[Source records]
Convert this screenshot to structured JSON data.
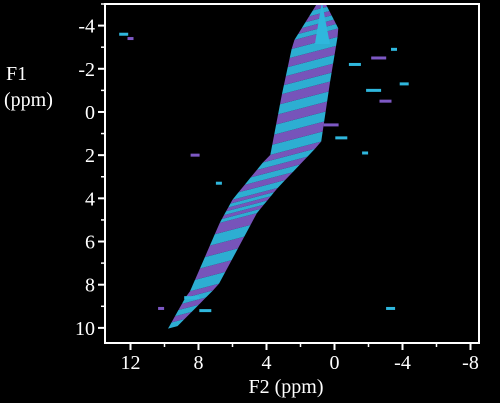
{
  "chart_data": {
    "type": "heatmap",
    "title": "",
    "subtitle": "",
    "xlabel": "F2 (ppm)",
    "ylabel_line1": "F1",
    "ylabel_line2": "(ppm)",
    "xlim": [
      13.5,
      -8.5
    ],
    "ylim": [
      -5,
      10.7
    ],
    "x_ticks": [
      12,
      8,
      4,
      0,
      -4,
      -8
    ],
    "x_tick_labels": [
      "12",
      "8",
      "4",
      "0",
      "-4",
      "-8"
    ],
    "y_ticks": [
      -4,
      -2,
      0,
      2,
      4,
      6,
      8,
      10
    ],
    "y_tick_labels": [
      "-4",
      "-2",
      "0",
      "2",
      "4",
      "6",
      "8",
      "10"
    ],
    "grid": false,
    "legend": "none",
    "colors": {
      "background": "#000000",
      "frame": "#ffffff",
      "band_a": "#2fb7dd",
      "band_b": "#7d58c4"
    },
    "diagonal_ridge": [
      {
        "x": 9.5,
        "y": 10.0
      },
      {
        "x": 7.6,
        "y": 8.2
      },
      {
        "x": 5.6,
        "y": 5.0
      },
      {
        "x": 4.6,
        "y": 3.9
      },
      {
        "x": 2.2,
        "y": 1.8
      },
      {
        "x": 1.6,
        "y": -1.0
      },
      {
        "x": 1.0,
        "y": -3.5
      },
      {
        "x": 0.8,
        "y": -5.0
      }
    ],
    "cross_peaks": [
      {
        "x": 12.0,
        "y": -3.4
      },
      {
        "x": 12.4,
        "y": -3.6
      },
      {
        "x": -1.2,
        "y": -2.2
      },
      {
        "x": -2.6,
        "y": -2.5
      },
      {
        "x": -3.5,
        "y": -2.9
      },
      {
        "x": -4.1,
        "y": -1.3
      },
      {
        "x": -3.0,
        "y": -0.5
      },
      {
        "x": -2.3,
        "y": -1.0
      },
      {
        "x": 6.8,
        "y": 3.3
      },
      {
        "x": 8.2,
        "y": 2.0
      },
      {
        "x": 7.6,
        "y": 9.2
      },
      {
        "x": 8.4,
        "y": 8.6
      },
      {
        "x": 10.2,
        "y": 9.1
      },
      {
        "x": -3.3,
        "y": 9.1
      },
      {
        "x": -0.4,
        "y": 1.2
      },
      {
        "x": 0.2,
        "y": 0.6
      },
      {
        "x": -1.8,
        "y": 1.9
      }
    ]
  }
}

- **WORK REQUIRED**
In the copy, include no pictures; restate the listing above exactly.

- **IN RESPONSE**
Convert this screenshot to structured JSON data.
{
  "chart_data": {
    "type": "heatmap",
    "title": "",
    "subtitle": "",
    "xlabel": "F2 (ppm)",
    "ylabel_line1": "F1",
    "ylabel_line2": "(ppm)",
    "xlim": [
      13.5,
      -8.5
    ],
    "ylim": [
      -5,
      10.7
    ],
    "x_ticks": [
      12,
      8,
      4,
      0,
      -4,
      -8
    ],
    "x_tick_labels": [
      "12",
      "8",
      "4",
      "0",
      "-4",
      "-8"
    ],
    "y_ticks": [
      -4,
      -2,
      0,
      2,
      4,
      6,
      8,
      10
    ],
    "y_tick_labels": [
      "-4",
      "-2",
      "0",
      "2",
      "4",
      "6",
      "8",
      "10"
    ],
    "grid": false,
    "legend": "none",
    "colors": {
      "background": "#000000",
      "frame": "#ffffff",
      "band_a": "#2fb7dd",
      "band_b": "#7d58c4"
    },
    "diagonal_ridge": [
      {
        "x": 9.5,
        "y": 10.0
      },
      {
        "x": 7.6,
        "y": 8.2
      },
      {
        "x": 5.6,
        "y": 5.0
      },
      {
        "x": 4.6,
        "y": 3.9
      },
      {
        "x": 2.2,
        "y": 1.8
      },
      {
        "x": 1.6,
        "y": -1.0
      },
      {
        "x": 1.0,
        "y": -3.5
      },
      {
        "x": 0.8,
        "y": -5.0
      }
    ],
    "cross_peaks": [
      {
        "x": 12.0,
        "y": -3.4
      },
      {
        "x": 12.4,
        "y": -3.6
      },
      {
        "x": -1.2,
        "y": -2.2
      },
      {
        "x": -2.6,
        "y": -2.5
      },
      {
        "x": -3.5,
        "y": -2.9
      },
      {
        "x": -4.1,
        "y": -1.3
      },
      {
        "x": -3.0,
        "y": -0.5
      },
      {
        "x": -2.3,
        "y": -1.0
      },
      {
        "x": 6.8,
        "y": 3.3
      },
      {
        "x": 8.2,
        "y": 2.0
      },
      {
        "x": 7.6,
        "y": 9.2
      },
      {
        "x": 8.4,
        "y": 8.6
      },
      {
        "x": 10.2,
        "y": 9.1
      },
      {
        "x": -3.3,
        "y": 9.1
      },
      {
        "x": -0.4,
        "y": 1.2
      },
      {
        "x": 0.2,
        "y": 0.6
      },
      {
        "x": -1.8,
        "y": 1.9
      }
    ]
  }
}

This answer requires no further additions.